* _To be done_:
Collect every line of the records below that contains the word "from".

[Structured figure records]
++++++++++

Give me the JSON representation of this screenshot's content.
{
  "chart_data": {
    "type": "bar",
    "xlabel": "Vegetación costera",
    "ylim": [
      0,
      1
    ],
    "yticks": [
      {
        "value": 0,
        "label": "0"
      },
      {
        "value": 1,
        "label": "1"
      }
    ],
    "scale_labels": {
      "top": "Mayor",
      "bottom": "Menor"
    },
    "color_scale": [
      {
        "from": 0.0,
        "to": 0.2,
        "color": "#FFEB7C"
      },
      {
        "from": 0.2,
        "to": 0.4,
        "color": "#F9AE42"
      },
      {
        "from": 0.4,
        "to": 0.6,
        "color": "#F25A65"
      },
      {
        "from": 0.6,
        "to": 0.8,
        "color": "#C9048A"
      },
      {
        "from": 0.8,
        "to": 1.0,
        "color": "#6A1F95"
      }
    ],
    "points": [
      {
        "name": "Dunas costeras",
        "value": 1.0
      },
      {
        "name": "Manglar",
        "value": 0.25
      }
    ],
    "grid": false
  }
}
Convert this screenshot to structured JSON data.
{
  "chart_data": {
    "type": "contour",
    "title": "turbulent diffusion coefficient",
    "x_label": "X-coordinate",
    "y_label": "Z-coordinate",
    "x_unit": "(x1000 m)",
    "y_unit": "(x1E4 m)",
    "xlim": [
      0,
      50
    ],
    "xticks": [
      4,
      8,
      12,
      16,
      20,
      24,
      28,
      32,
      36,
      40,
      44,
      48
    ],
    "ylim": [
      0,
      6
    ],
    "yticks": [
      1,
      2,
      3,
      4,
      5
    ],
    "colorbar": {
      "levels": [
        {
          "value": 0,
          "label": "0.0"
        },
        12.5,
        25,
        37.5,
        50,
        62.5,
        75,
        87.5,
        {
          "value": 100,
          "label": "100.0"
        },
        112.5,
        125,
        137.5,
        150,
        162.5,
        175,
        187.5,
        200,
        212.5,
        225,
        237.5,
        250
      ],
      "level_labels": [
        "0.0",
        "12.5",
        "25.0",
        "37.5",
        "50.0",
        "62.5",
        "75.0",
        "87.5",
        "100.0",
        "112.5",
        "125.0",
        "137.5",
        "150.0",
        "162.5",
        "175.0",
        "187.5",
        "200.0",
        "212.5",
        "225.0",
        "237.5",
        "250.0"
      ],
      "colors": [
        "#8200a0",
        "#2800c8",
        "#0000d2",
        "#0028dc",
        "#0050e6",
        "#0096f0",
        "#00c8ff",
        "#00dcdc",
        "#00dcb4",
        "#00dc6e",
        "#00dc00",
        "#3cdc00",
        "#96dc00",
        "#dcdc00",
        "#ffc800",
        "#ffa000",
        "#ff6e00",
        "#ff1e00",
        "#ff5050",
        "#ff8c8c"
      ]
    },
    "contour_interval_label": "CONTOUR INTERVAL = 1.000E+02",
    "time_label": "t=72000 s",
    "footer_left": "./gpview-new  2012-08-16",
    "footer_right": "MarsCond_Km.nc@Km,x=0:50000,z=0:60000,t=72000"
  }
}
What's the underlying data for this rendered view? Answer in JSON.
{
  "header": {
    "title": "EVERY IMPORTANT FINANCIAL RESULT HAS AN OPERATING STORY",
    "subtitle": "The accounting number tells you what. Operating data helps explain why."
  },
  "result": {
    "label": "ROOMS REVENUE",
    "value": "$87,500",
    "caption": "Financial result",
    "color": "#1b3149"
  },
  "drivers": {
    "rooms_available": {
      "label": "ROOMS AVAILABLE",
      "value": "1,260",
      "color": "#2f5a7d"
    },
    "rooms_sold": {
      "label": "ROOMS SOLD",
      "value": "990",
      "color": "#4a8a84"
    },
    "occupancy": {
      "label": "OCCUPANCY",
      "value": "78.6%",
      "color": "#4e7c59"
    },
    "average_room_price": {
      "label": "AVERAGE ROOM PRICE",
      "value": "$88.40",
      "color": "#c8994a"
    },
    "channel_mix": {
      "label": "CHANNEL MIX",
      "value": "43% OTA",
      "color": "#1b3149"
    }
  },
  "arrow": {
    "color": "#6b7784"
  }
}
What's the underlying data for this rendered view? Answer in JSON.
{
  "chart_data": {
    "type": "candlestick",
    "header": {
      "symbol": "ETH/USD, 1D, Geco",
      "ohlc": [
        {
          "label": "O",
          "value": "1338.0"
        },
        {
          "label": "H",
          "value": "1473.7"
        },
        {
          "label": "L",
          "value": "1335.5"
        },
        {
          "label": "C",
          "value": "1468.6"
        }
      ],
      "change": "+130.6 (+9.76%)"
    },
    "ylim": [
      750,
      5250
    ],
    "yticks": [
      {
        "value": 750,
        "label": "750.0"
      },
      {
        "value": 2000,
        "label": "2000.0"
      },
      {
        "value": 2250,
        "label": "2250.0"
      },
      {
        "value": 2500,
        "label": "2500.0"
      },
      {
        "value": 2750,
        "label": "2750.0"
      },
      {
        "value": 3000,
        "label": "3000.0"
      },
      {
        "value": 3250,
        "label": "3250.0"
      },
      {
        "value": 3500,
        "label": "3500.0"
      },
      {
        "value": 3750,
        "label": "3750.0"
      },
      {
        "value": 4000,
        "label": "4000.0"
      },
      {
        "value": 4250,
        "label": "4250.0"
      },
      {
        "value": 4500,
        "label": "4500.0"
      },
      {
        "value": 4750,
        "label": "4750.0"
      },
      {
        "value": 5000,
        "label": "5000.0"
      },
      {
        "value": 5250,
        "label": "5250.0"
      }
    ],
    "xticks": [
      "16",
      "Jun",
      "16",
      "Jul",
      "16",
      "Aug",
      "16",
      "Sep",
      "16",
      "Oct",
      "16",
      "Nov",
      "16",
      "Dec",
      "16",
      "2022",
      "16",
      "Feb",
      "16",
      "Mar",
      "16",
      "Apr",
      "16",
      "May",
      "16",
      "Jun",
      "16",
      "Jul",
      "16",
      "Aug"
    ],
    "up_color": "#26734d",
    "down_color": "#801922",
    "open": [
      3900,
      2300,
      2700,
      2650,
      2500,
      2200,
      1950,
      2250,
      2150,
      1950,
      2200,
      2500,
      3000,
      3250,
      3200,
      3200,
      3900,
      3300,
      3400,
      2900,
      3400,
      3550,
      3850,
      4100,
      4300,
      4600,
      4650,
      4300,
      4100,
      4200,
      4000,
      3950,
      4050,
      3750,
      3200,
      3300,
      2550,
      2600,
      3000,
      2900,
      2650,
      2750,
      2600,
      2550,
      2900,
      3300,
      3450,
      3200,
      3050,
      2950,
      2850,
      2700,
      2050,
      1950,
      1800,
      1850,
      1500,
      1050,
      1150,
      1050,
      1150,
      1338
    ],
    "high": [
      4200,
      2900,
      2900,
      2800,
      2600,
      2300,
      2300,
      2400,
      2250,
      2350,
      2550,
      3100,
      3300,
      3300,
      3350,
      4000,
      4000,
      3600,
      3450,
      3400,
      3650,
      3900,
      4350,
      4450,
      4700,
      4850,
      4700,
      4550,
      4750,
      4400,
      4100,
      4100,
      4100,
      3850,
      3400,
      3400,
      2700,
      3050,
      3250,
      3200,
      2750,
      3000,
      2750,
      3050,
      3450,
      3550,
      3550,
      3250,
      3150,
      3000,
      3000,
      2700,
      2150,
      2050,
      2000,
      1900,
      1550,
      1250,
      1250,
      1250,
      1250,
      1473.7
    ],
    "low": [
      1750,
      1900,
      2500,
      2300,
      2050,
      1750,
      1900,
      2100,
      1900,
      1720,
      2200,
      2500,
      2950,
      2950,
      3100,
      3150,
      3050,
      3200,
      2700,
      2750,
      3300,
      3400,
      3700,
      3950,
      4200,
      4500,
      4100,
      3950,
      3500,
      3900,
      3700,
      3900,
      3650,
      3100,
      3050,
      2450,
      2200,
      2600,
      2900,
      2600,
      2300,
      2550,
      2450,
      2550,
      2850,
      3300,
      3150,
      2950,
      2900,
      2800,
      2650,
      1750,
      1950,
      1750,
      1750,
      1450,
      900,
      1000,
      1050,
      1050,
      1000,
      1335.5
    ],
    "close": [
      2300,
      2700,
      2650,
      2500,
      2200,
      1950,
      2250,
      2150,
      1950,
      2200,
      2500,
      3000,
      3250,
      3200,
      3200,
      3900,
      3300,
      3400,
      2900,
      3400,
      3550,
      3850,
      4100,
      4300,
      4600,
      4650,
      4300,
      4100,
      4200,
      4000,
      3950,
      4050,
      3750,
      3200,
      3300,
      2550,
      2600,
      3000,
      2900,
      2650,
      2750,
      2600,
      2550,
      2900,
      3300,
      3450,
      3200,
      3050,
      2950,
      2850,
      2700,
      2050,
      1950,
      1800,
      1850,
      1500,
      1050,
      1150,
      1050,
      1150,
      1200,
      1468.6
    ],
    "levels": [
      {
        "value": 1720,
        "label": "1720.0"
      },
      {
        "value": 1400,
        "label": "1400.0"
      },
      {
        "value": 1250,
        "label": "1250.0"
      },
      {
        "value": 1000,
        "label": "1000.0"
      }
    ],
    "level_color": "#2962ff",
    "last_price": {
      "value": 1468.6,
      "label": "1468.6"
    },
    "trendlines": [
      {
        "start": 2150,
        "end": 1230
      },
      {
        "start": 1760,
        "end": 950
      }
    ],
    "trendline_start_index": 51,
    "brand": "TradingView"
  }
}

++++++++++

* _Answer_:
        "from": 0.0,
        "from": 0.2,
        "from": 0.4,
        "from": 0.6,
        "from": 0.8,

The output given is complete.